**TASK DETAILS**: The entries below are to be written out again without alteration.

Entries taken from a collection
'''

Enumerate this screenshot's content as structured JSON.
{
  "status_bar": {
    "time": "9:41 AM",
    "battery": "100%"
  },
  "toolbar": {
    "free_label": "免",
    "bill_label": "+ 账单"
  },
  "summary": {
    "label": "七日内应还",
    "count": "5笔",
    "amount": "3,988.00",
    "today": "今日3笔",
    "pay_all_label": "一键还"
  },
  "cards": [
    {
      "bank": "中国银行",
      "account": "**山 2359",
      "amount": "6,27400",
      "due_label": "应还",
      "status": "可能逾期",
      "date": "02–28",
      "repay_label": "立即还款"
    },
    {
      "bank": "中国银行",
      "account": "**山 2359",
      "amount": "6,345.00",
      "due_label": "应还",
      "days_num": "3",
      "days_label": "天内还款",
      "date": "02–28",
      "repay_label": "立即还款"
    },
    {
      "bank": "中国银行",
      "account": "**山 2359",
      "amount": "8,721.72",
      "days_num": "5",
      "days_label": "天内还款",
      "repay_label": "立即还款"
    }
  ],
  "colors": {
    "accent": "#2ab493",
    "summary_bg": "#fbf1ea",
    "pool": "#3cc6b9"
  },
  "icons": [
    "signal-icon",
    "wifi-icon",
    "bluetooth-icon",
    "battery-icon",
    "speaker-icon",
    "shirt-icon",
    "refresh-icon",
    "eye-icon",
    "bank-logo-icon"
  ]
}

'''

**TASK RESULT**:
Enumerate this screenshot's content as structured JSON.
{
  "status_bar": {
    "time": "9:41 AM",
    "battery": "100%"
  },
  "toolbar": {
    "free_label": "免",
    "bill_label": "+ 账单"
  },
  "summary": {
    "label": "七日内应还",
    "count": "5笔",
    "amount": "3,988.00",
    "today": "今日3笔",
    "pay_all_label": "一键还"
  },
  "cards": [
    {
      "bank": "中国银行",
      "account": "**山 2359",
      "amount": "6,27400",
      "due_label": "应还",
      "status": "可能逾期",
      "date": "02–28",
      "repay_label": "立即还款"
    },
    {
      "bank": "中国银行",
      "account": "**山 2359",
      "amount": "6,345.00",
      "due_label": "应还",
      "days_num": "3",
      "days_label": "天内还款",
      "date": "02–28",
      "repay_label": "立即还款"
    },
    {
      "bank": "中国银行",
      "account": "**山 2359",
      "amount": "8,721.72",
      "days_num": "5",
      "days_label": "天内还款",
      "repay_label": "立即还款"
    }
  ],
  "colors": {
    "accent": "#2ab493",
    "summary_bg": "#fbf1ea",
    "pool": "#3cc6b9"
  },
  "icons": [
    "signal-icon",
    "wifi-icon",
    "bluetooth-icon",
    "battery-icon",
    "speaker-icon",
    "shirt-icon",
    "refresh-icon",
    "eye-icon",
    "bank-logo-icon"
  ]
}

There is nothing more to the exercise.